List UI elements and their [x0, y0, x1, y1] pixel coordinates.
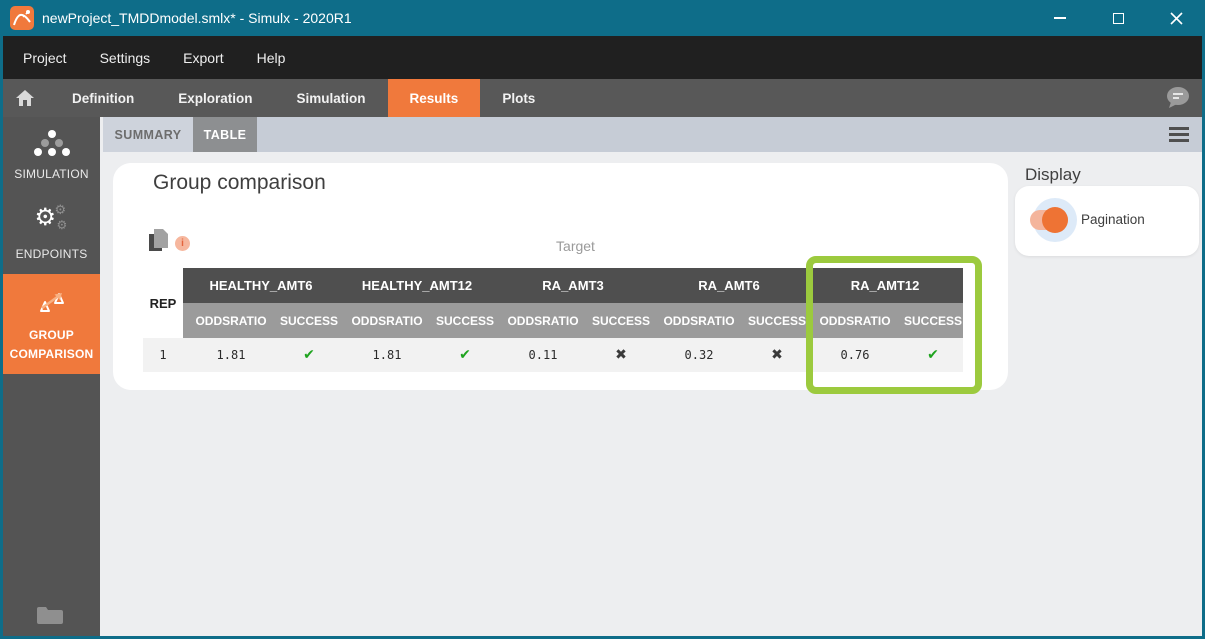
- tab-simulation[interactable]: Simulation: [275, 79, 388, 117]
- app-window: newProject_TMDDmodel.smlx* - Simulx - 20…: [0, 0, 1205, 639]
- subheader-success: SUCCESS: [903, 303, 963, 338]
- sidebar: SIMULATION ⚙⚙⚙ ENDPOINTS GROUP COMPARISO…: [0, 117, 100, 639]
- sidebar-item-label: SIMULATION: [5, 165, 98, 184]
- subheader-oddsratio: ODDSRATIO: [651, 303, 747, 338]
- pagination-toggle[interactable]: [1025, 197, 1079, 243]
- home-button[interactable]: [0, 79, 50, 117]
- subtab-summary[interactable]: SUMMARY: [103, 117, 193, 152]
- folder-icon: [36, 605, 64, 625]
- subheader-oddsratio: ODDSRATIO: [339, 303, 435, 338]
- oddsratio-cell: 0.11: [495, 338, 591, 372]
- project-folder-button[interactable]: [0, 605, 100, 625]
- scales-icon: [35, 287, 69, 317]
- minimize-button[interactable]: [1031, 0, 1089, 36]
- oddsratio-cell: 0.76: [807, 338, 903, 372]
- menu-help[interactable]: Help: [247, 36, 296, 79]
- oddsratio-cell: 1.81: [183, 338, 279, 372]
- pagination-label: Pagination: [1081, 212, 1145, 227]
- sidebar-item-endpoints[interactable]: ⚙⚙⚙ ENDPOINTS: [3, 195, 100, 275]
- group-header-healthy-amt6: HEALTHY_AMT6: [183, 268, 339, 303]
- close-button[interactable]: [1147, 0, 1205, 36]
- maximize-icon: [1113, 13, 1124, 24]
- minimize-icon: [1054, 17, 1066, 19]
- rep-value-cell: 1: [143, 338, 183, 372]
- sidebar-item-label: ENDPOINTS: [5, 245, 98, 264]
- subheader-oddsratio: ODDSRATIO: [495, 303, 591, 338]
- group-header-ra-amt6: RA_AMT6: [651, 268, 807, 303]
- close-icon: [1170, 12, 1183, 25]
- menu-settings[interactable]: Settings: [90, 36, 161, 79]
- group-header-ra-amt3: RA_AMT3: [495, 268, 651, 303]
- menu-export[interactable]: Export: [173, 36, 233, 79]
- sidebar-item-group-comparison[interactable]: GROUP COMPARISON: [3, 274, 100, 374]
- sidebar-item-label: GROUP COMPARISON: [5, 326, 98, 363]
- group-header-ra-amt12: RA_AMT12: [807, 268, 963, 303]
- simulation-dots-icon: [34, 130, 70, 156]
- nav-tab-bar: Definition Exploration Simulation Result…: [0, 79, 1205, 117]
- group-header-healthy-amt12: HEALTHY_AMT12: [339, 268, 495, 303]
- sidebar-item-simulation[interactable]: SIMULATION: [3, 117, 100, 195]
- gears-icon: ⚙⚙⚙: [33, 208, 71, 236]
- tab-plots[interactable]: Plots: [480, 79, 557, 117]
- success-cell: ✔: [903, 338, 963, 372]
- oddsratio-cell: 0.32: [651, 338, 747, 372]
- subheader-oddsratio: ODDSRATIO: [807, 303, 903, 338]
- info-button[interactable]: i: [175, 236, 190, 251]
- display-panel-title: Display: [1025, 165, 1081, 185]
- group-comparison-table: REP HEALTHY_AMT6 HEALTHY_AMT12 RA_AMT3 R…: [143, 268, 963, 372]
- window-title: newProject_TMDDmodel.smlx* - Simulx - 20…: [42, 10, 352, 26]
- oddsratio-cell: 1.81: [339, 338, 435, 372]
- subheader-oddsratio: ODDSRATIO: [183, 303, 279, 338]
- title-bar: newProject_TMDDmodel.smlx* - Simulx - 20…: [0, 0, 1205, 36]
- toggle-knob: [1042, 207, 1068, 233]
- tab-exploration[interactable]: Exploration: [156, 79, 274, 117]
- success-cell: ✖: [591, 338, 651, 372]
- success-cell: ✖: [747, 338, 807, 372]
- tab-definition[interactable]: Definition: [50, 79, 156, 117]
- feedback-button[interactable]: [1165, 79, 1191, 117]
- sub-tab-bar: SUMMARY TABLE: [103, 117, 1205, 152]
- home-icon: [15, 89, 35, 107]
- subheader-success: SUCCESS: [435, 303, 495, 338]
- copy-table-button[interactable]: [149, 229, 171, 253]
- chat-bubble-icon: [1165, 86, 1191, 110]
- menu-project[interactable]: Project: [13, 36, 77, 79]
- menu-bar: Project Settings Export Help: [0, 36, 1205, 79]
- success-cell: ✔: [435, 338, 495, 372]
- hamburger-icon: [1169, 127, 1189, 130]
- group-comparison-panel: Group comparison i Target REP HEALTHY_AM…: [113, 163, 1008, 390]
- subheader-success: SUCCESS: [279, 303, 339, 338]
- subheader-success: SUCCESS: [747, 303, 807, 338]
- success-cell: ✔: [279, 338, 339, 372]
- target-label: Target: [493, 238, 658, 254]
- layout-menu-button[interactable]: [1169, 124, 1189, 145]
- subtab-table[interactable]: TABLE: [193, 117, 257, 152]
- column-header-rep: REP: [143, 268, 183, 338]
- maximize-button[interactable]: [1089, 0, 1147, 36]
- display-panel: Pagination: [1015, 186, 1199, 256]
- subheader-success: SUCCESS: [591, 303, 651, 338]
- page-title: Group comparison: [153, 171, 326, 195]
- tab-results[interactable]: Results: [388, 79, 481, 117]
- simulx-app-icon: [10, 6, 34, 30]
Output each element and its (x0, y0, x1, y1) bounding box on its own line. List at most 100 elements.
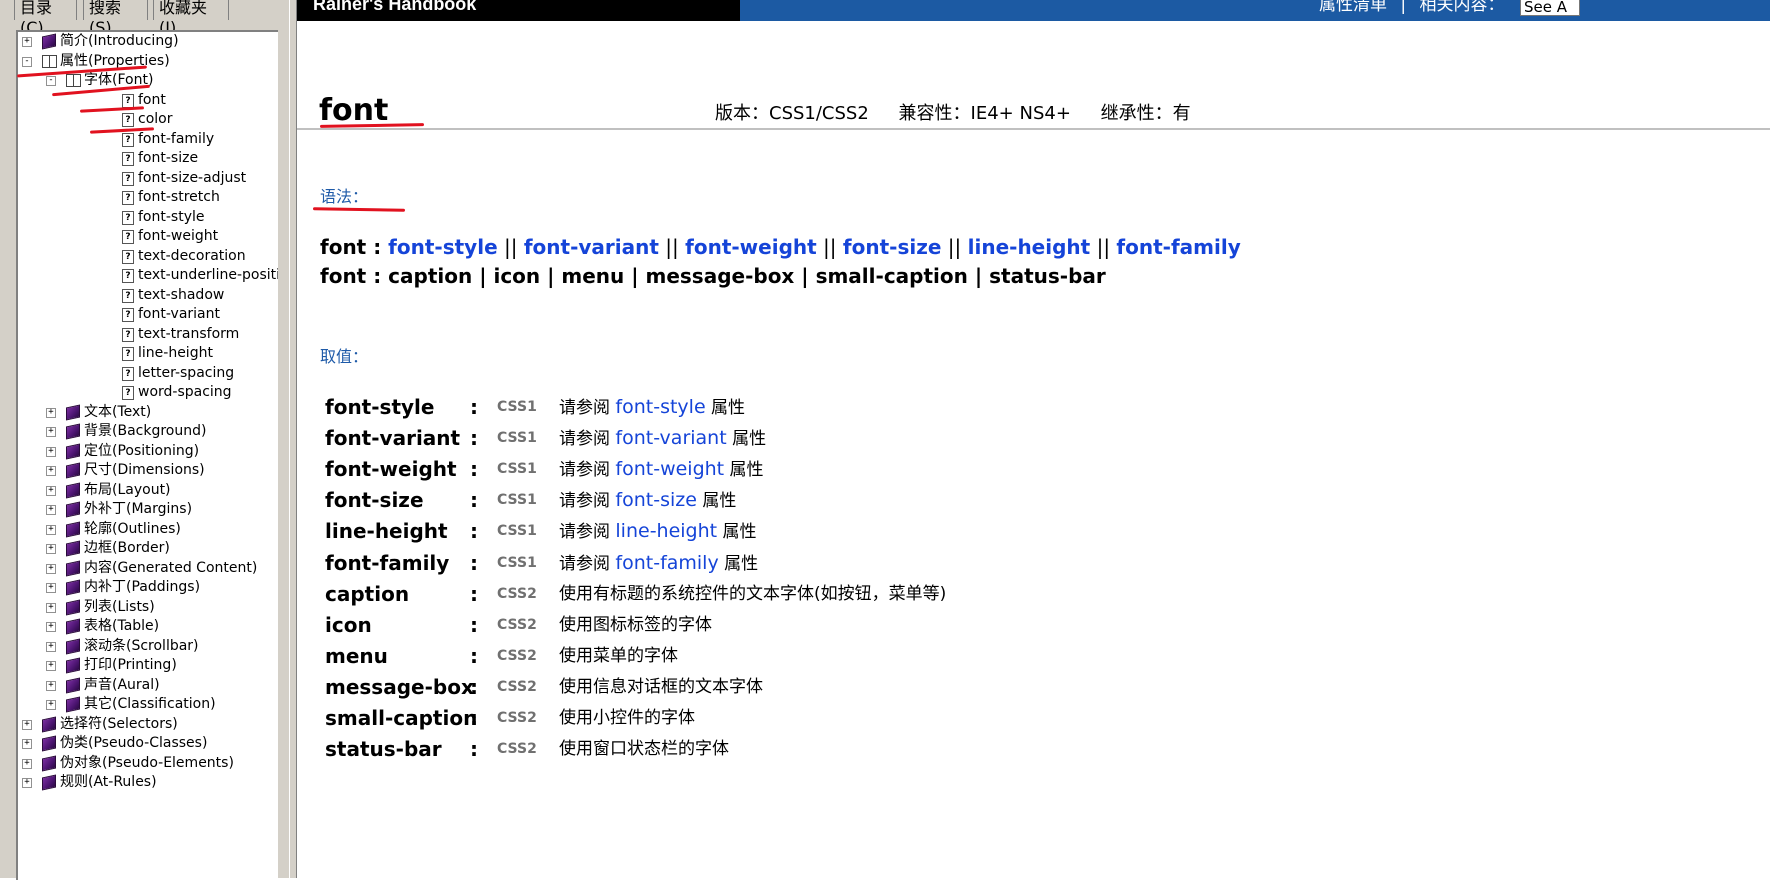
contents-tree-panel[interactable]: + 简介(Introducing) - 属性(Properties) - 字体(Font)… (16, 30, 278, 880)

____

■ Goal
Give every line of the items above as a Markdown table with the columns Row and Line, numbering each row and dropping blank lines. Leave the pictures out of the table.

■ Answer for this exercise
| Row | Line |
|---|---|
| 1 | List UI elements and their [x0, y0, x1, y1] pixel coordinates. |
| 2 | - tab-simulation[interactable]: Simulation: [275, 79, 388, 117] |
| 3 | - app-window: newProject_TMDDmodel.smlx* - Simulx - 20…: [0, 0, 1205, 639] |
| 4 | - subheader-success: SUCCESS: [903, 303, 963, 338] |
| 5 | - sidebar: SIMULATION ⚙⚙⚙ ENDPOINTS GROUP COMPARISO…: [0, 117, 100, 639] |
| 6 | - sidebar-item-label: SIMULATION: [5, 165, 98, 184] |
| 7 | - subheader-oddsratio: ODDSRATIO: [651, 303, 747, 338] |
| 8 | - pagination-toggle[interactable]: [1025, 197, 1079, 243] |
| 9 | - home-button[interactable]: [0, 79, 50, 117] |
| 10 | - subtab-summary[interactable]: SUMMARY: [103, 117, 193, 152] |
| 11 | - folder-icon: [36, 605, 64, 625] |
| 12 | - subheader-oddsratio: ODDSRATIO: [339, 303, 435, 338] |
| 13 | - oddsratio-cell: 0.11: [495, 338, 591, 372] |
| 14 | - project-folder-button[interactable]: [0, 605, 100, 625] |
| 15 | - scales-icon: [35, 287, 69, 317] |
| 16 | - minimize-button[interactable]: [1031, 0, 1089, 36] |
| 17 | - oddsratio-cell: 0.76: [807, 338, 903, 372] |
| 18 | - menu-help[interactable]: Help: [247, 36, 296, 79] |
| 19 | - oddsratio-cell: 1.81: [183, 338, 279, 372] |
| 20 | - pagination-label: Pagination: [1081, 212, 1145, 227] |
| 21 | - sidebar-item-endpoints[interactable]: ⚙⚙⚙ ENDPOINTS: [3, 195, 100, 275] |
| 22 | - group-header-healthy-amt6: HEALTHY_AMT6: [183, 268, 339, 303] |
| 23 | - close-button[interactable]: [1147, 0, 1205, 36] |
| 24 | - maximize-icon: [1113, 13, 1124, 24] |
| 25 | - minimize-icon: [1054, 17, 1066, 19] |
| 26 | - rep-value-cell: 1: [143, 338, 183, 372] |
| 27 | - sidebar-item-label: ENDPOINTS: [5, 245, 98, 264] |
| 28 | - subheader-oddsratio: ODDSRATIO: [495, 303, 591, 338] |
| 29 | - group-header-ra-amt6: RA_AMT6: [651, 268, 807, 303] |
| 30 | - close-icon: [1170, 12, 1183, 25] |
| 31 | - menu-settings[interactable]: Settings: [90, 36, 161, 79] |
| 32 | - group-header-ra-amt3: RA_AMT3: [495, 268, 651, 303] |
| 33 | - menu-export[interactable]: Export: [173, 36, 233, 79] |
| 34 | - sidebar-item-group-comparison[interactable]: GROUP COMPARISON: [3, 274, 100, 374] |
| 35 | - sidebar-item-label: GROUP COMPARISON: [5, 326, 98, 363] |
| 36 | - group-header-ra-amt12: RA_AMT12: [807, 268, 963, 303] |
| 37 | - simulation-dots-icon: [34, 130, 70, 156] |
| 38 | - nav-tab-bar: Definition Exploration Simulation Result…: [0, 79, 1205, 117] |
| 39 | - group-header-healthy-amt12: HEALTHY_AMT12: [339, 268, 495, 303] |
| 40 | - sidebar-item-simulation[interactable]: SIMULATION: [3, 117, 100, 195] |
| 41 | - gears-icon: ⚙⚙⚙: [33, 208, 71, 236] |
| 42 | - tab-plots[interactable]: Plots: [480, 79, 557, 117] |
| 43 | - success-cell: ✔: [903, 338, 963, 372] |
| 44 | - oddsratio-cell: 0.32: [651, 338, 747, 372] |
| 45 | - subheader-oddsratio: ODDSRATIO: [807, 303, 903, 338] |
| 46 | - info-button[interactable]: i: [175, 236, 190, 251] |
| 47 | - display-panel-title: Display: [1025, 165, 1081, 185] |
| 48 | - group-comparison-table: REP HEALTHY_AMT6 HEALTHY_AMT12 RA_AMT3 R…: [143, 268, 963, 372] |
| 49 | - window-title: newProject_TMDDmodel.smlx* - Simulx - 20…: [42, 10, 352, 26] |
| 50 | - oddsratio-cell: 1.81: [339, 338, 435, 372] |
| 51 | - subheader-oddsratio: ODDSRATIO: [183, 303, 279, 338] |
| 52 | - title-bar: newProject_TMDDmodel.smlx* - Simulx - 20…: [0, 0, 1205, 36] |
| 53 | - toggle-knob: [1042, 207, 1068, 233] |
| 54 | - tab-exploration[interactable]: Exploration: [156, 79, 274, 117] |
| 55 | - success-cell: ✖: [591, 338, 651, 372] |
| 56 | - success-cell: ✖: [747, 338, 807, 372] |
| 57 | - tab-definition[interactable]: Definition: [50, 79, 156, 117] |
| 58 | - feedback-button[interactable]: [1165, 79, 1191, 117] |
| 59 | - sub-tab-bar: SUMMARY TABLE: [103, 117, 1205, 152] |
| 60 | - home-icon: [15, 89, 35, 107] |
| 61 | - subheader-success: SUCCESS: [435, 303, 495, 338] |
| 62 | - copy-table-button[interactable]: [149, 229, 171, 253] |
| 63 | - chat-bubble-icon: [1165, 86, 1191, 110] |
| 64 | - menu-project[interactable]: Project: [13, 36, 77, 79] |
| 65 | - menu-bar: Project Settings Export Help: [0, 36, 1205, 79] |
| 66 | - success-cell: ✔: [435, 338, 495, 372] |
| 67 | - hamburger-icon: [1169, 127, 1189, 130] |
| 68 | - group-comparison-panel: Group comparison i Target REP HEALTHY_AM…: [113, 163, 1008, 390] |
| 69 | - subheader-success: SUCCESS: [279, 303, 339, 338] |
| 70 | - subheader-success: SUCCESS: [747, 303, 807, 338] |
| 71 | - success-cell: ✔: [279, 338, 339, 372] |
| 72 | - target-label: Target: [493, 238, 658, 254] |
| 73 | - layout-menu-button[interactable]: [1169, 124, 1189, 145] |
| 74 | - subtab-table[interactable]: TABLE: [193, 117, 257, 152] |
| 75 | - column-header-rep: REP: [143, 268, 183, 338] |
| 76 | - maximize-button[interactable]: [1089, 0, 1147, 36] |
| 77 | - display-panel: Pagination: [1015, 186, 1199, 256] |
| 78 | - subheader-success: SUCCESS: [591, 303, 651, 338] |
| 79 | - page-title: Group comparison: [153, 171, 326, 195] |
| 80 | - tab-results[interactable]: Results: [388, 79, 481, 117] |
| 81 | - simulx-app-icon: [10, 6, 34, 30] |
| 82 | Output each element and its (x0, y0, x1, y1) bounding box on its own line. List at most 100 elements. |
| 83 | contents-tree-panel[interactable]: + 简介(Introducing) - 属性(Properties) - 字体(Font)… (16, 30, 278, 880) |